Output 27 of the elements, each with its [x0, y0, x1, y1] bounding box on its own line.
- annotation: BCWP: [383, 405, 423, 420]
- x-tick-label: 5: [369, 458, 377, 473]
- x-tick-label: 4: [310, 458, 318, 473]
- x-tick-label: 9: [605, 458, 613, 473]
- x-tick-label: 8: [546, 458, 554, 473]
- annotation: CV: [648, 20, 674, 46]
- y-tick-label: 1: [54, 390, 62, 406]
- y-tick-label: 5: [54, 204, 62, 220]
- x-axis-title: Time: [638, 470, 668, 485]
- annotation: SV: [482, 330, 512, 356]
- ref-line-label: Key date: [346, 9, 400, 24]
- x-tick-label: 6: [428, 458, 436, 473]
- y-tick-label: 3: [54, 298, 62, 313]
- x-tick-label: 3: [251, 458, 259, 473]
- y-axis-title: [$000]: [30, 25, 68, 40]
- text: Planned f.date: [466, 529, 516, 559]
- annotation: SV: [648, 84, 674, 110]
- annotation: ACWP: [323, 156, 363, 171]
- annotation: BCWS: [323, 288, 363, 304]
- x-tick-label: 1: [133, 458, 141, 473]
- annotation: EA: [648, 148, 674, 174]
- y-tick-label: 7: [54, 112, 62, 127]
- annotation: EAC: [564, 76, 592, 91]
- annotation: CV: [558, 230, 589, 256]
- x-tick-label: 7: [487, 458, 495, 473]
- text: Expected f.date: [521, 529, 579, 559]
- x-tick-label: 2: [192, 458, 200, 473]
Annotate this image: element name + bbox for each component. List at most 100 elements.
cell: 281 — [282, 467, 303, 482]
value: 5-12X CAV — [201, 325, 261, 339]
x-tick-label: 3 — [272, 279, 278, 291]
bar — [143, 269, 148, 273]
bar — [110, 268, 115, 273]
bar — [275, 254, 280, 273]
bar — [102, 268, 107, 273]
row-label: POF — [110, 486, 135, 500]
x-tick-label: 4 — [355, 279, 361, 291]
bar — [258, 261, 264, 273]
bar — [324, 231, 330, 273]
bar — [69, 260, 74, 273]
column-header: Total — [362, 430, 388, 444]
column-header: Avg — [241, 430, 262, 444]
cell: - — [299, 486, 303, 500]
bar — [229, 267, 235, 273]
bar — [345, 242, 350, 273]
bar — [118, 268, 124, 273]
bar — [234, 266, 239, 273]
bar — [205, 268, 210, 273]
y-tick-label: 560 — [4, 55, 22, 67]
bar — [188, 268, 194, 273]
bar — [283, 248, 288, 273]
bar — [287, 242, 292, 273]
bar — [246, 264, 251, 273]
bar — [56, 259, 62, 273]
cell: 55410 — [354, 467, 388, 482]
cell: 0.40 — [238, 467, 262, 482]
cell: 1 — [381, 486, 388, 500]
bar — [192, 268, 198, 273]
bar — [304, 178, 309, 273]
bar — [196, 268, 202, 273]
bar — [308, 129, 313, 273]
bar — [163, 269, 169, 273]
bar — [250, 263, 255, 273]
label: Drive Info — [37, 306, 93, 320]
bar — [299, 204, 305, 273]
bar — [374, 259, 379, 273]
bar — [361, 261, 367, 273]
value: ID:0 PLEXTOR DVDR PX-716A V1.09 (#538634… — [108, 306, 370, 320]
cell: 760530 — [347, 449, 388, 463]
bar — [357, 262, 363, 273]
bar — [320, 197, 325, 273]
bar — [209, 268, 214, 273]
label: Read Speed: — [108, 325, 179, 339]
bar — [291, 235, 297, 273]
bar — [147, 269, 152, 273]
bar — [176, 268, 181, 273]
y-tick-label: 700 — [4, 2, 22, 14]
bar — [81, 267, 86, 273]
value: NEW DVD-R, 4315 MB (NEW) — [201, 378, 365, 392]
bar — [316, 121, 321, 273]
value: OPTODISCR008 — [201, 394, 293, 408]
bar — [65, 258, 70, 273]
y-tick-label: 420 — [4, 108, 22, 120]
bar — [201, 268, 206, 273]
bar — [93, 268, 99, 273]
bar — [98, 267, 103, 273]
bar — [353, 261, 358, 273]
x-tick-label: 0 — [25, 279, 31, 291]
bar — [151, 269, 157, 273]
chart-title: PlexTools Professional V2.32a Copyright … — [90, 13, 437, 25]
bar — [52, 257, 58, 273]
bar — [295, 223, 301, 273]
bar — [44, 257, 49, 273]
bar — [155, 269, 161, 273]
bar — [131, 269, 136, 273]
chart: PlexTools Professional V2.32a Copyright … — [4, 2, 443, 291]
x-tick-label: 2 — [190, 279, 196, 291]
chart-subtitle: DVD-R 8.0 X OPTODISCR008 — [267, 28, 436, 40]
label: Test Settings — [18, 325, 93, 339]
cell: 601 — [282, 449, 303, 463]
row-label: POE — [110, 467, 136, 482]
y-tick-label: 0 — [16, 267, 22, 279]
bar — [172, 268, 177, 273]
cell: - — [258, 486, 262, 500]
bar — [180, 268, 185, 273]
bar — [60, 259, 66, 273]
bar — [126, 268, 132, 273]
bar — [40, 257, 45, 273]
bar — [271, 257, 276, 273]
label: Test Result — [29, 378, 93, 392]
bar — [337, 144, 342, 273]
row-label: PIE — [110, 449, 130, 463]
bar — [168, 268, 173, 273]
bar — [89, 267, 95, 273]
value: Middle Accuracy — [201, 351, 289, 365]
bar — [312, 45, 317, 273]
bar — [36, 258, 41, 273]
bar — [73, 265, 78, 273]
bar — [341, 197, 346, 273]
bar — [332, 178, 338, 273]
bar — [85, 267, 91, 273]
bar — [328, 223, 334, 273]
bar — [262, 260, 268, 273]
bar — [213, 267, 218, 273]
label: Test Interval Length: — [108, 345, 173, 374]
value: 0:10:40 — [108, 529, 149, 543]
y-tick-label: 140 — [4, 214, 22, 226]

++++++++++++++++++++

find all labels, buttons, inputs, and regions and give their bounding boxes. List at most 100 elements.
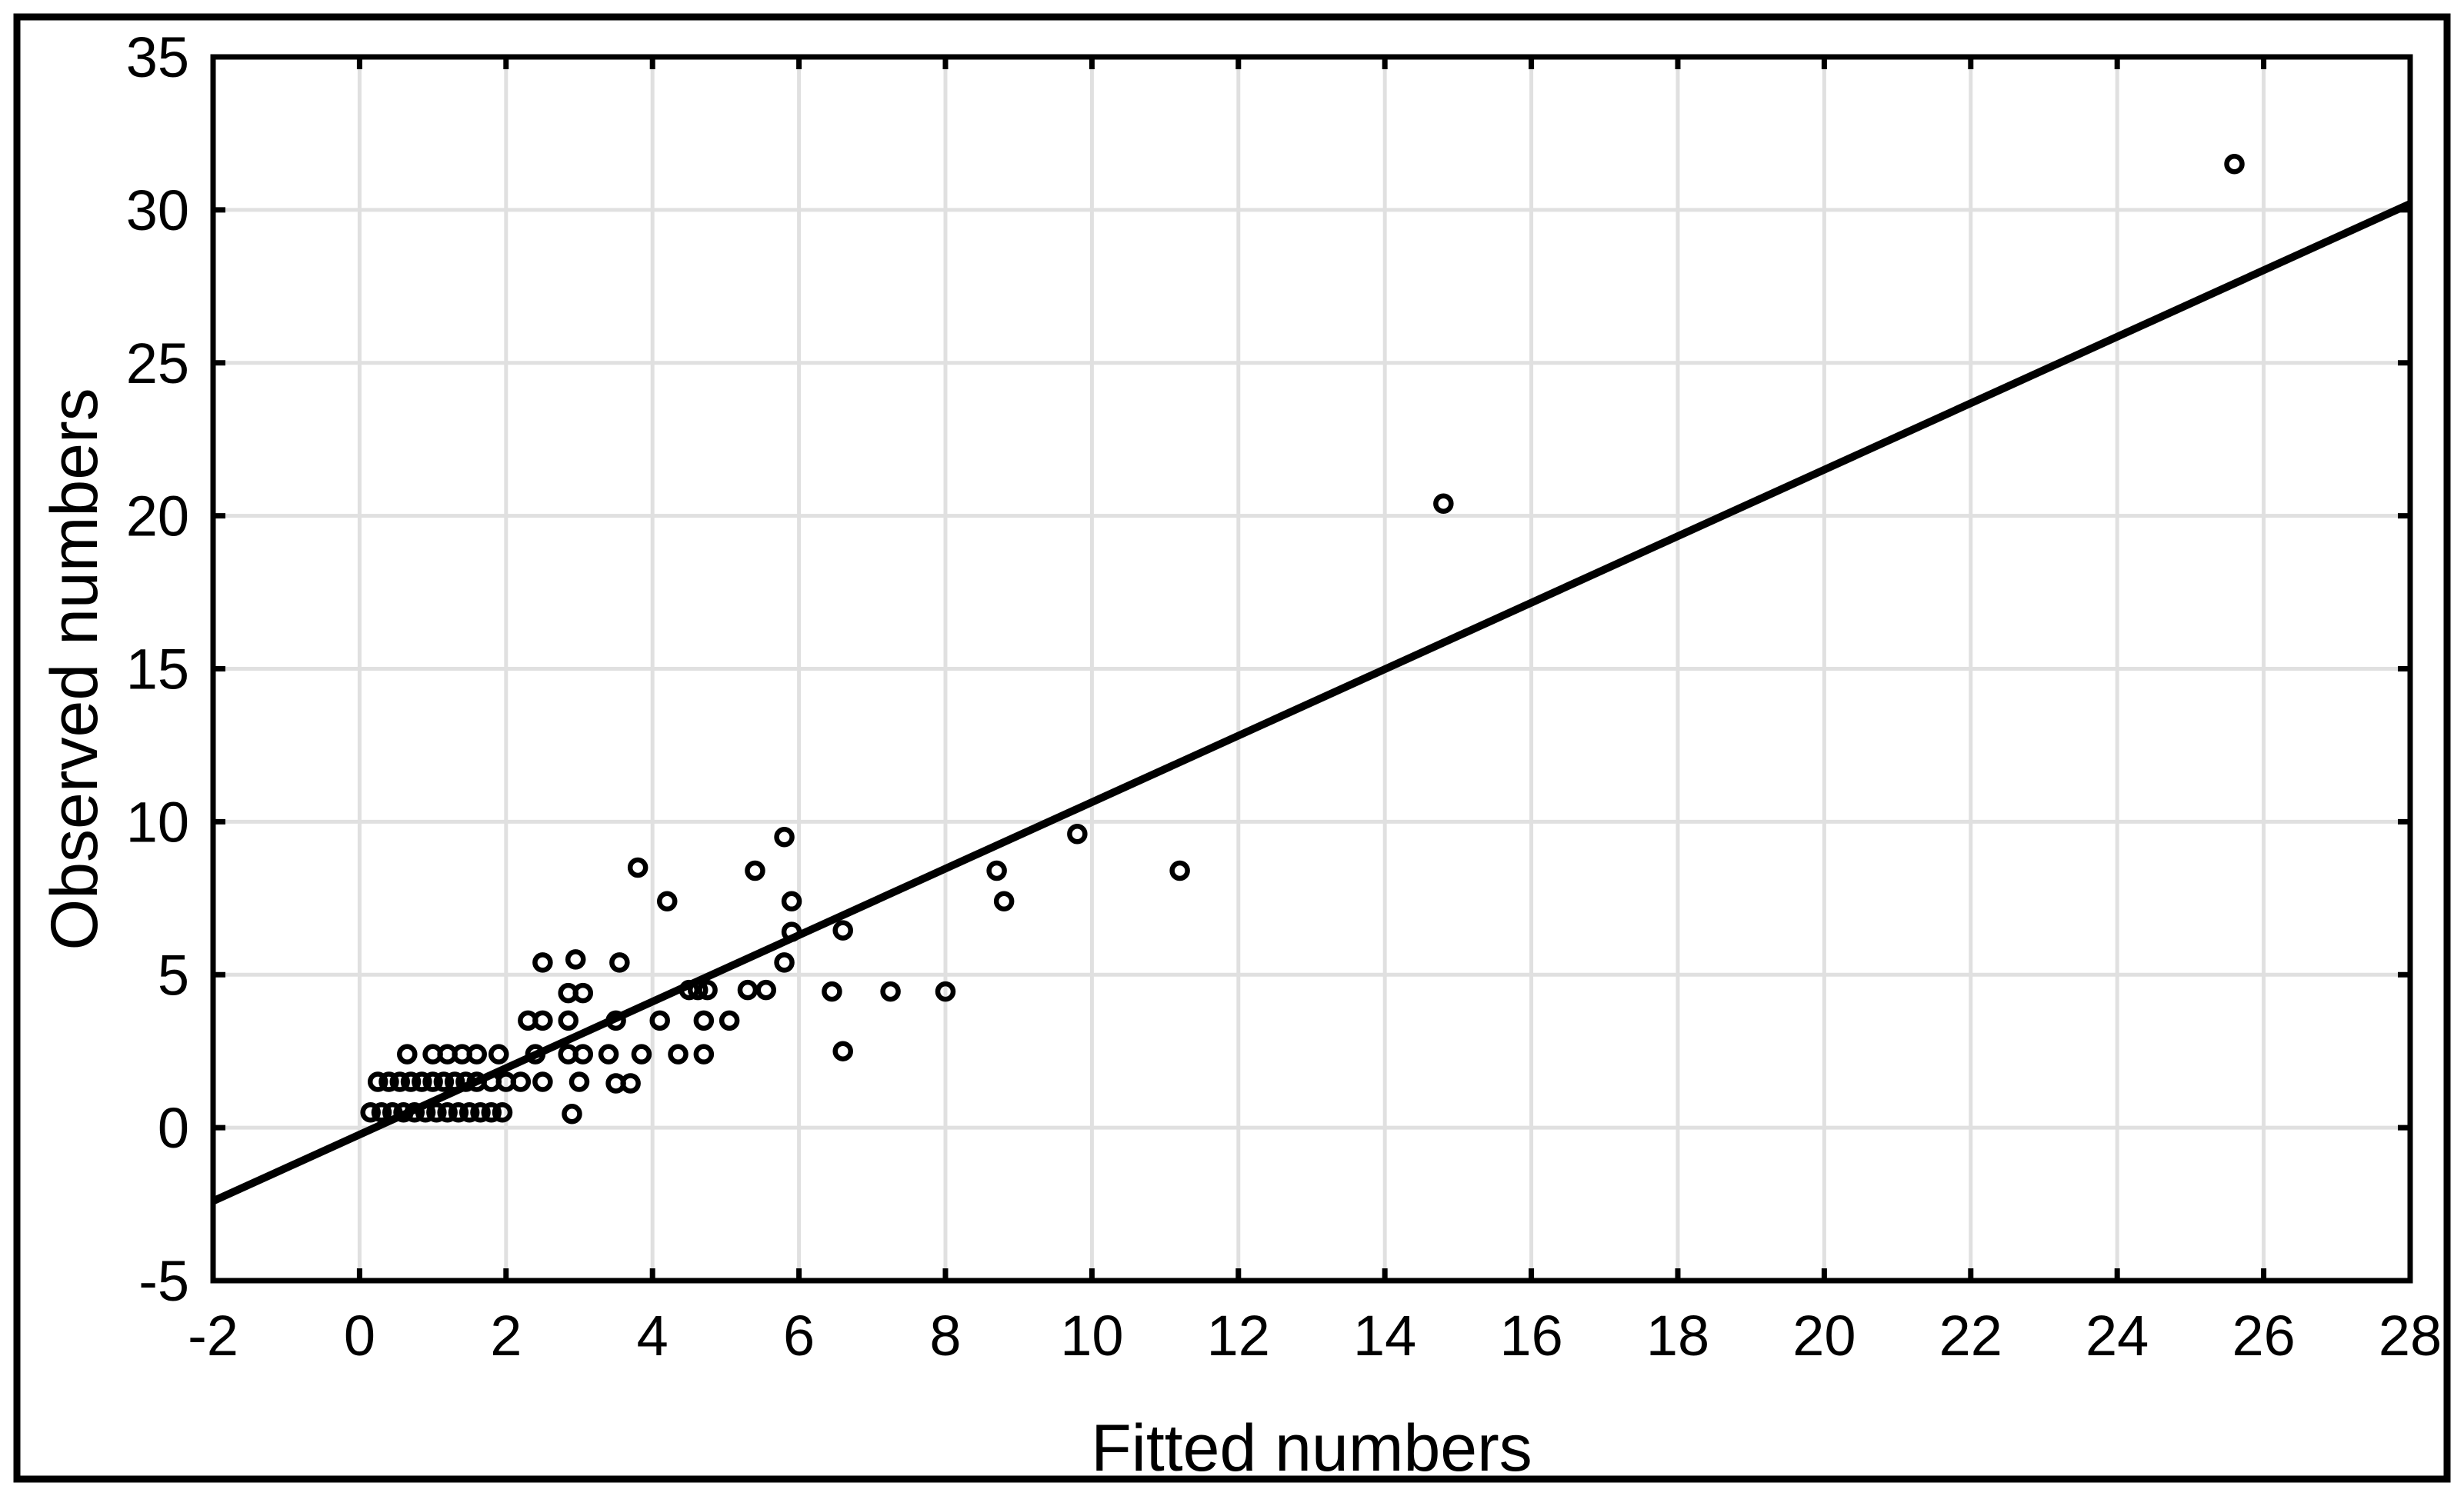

++++++++++++++++++++

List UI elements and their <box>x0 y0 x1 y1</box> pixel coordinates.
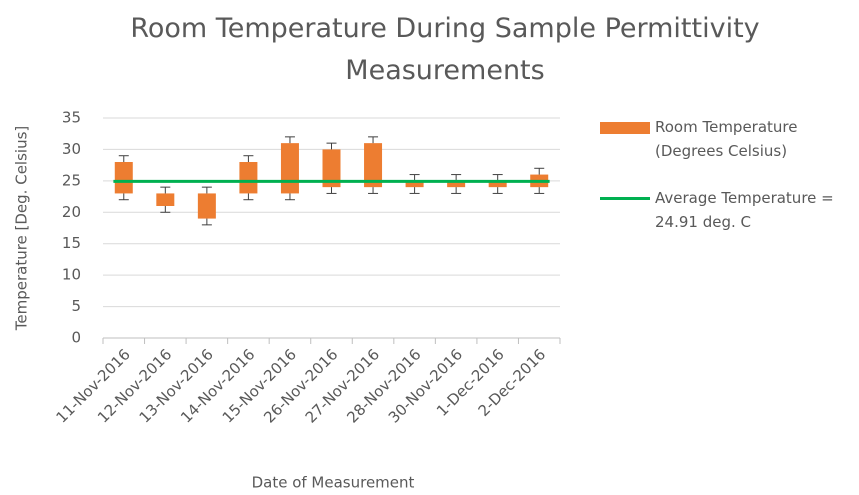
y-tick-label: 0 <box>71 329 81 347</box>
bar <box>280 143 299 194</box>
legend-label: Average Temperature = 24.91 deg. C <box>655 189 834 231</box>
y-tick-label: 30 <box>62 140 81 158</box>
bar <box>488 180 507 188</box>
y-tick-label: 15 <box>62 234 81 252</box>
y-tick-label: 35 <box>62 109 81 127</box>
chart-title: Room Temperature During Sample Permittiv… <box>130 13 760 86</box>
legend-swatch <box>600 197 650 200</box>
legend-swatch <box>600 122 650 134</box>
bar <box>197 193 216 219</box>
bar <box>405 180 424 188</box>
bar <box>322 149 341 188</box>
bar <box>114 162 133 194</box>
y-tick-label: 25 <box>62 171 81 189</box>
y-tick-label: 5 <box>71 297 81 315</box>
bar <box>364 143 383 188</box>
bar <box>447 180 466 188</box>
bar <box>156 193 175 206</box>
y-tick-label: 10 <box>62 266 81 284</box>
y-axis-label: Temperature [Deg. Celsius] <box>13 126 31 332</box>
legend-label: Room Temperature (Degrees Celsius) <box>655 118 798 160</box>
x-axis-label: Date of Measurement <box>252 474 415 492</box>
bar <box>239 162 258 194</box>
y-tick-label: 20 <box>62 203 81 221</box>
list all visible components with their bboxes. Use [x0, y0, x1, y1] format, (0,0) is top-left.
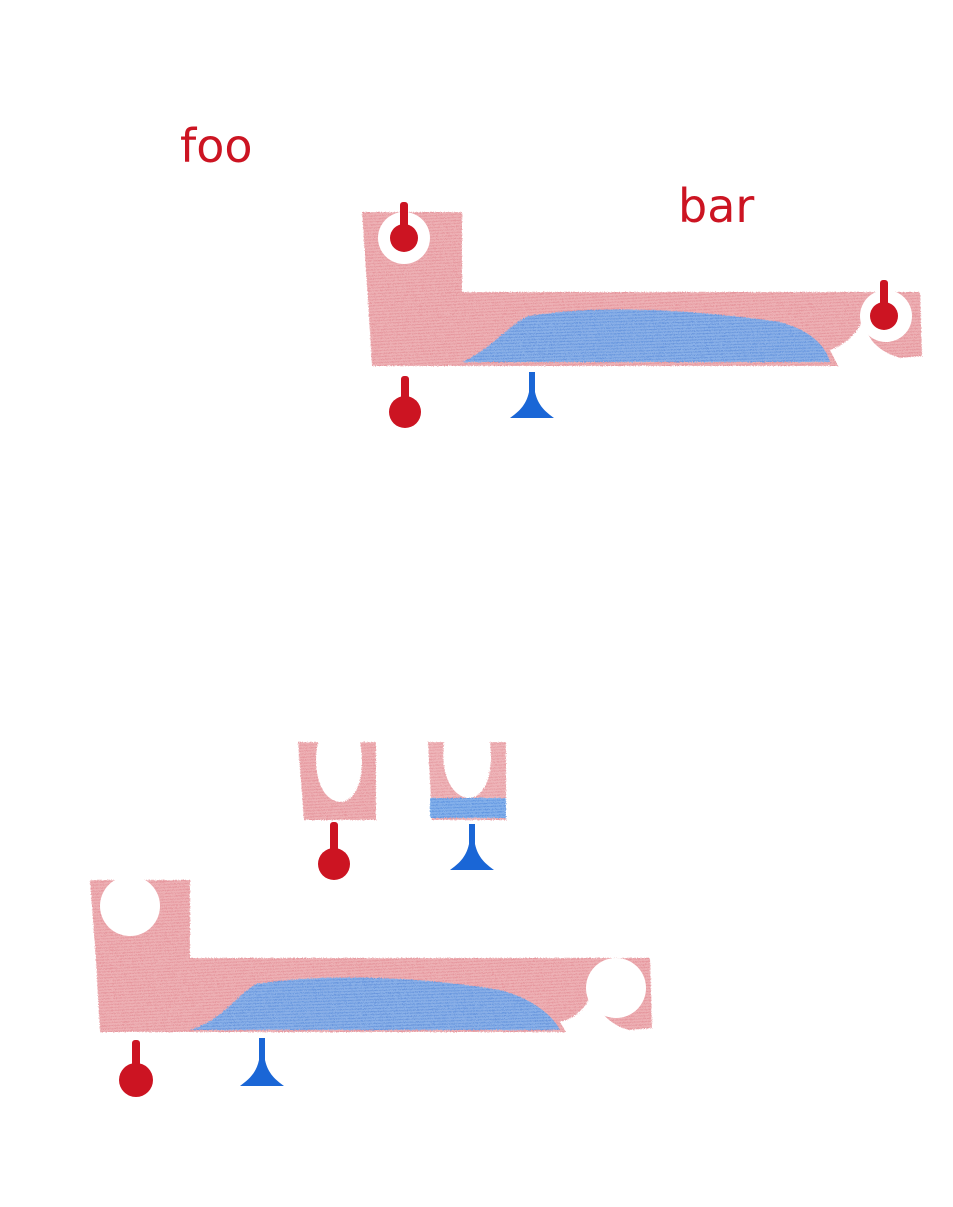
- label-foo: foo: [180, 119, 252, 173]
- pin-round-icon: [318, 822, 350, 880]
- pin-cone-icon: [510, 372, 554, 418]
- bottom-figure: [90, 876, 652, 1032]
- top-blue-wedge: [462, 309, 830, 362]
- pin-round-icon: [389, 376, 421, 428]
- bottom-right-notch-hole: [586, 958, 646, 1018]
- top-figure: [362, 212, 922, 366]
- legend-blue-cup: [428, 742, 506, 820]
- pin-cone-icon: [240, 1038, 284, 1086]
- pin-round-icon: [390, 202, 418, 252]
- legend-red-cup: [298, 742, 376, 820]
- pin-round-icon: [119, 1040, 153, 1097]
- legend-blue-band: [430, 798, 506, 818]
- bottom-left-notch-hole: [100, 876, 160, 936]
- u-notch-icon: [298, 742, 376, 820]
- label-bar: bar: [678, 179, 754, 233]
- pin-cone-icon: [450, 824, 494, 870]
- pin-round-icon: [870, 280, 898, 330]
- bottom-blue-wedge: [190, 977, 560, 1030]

++++++++++++++++++++

Reproduce verbatim the lines of the listing from the line containing "Output 27 of" through the line containing "- y-tick-label: 5: [54, 204, 62, 220]", both included.

▸ TASK OUTPUT:
Output 27 of the elements, each with its [x0, y0, x1, y1] bounding box on its own line.
- annotation: BCWP: [383, 405, 423, 420]
- x-tick-label: 5: [369, 458, 377, 473]
- x-tick-label: 4: [310, 458, 318, 473]
- x-tick-label: 9: [605, 458, 613, 473]
- x-tick-label: 8: [546, 458, 554, 473]
- annotation: CV: [648, 20, 674, 46]
- y-tick-label: 1: [54, 390, 62, 406]
- y-tick-label: 5: [54, 204, 62, 220]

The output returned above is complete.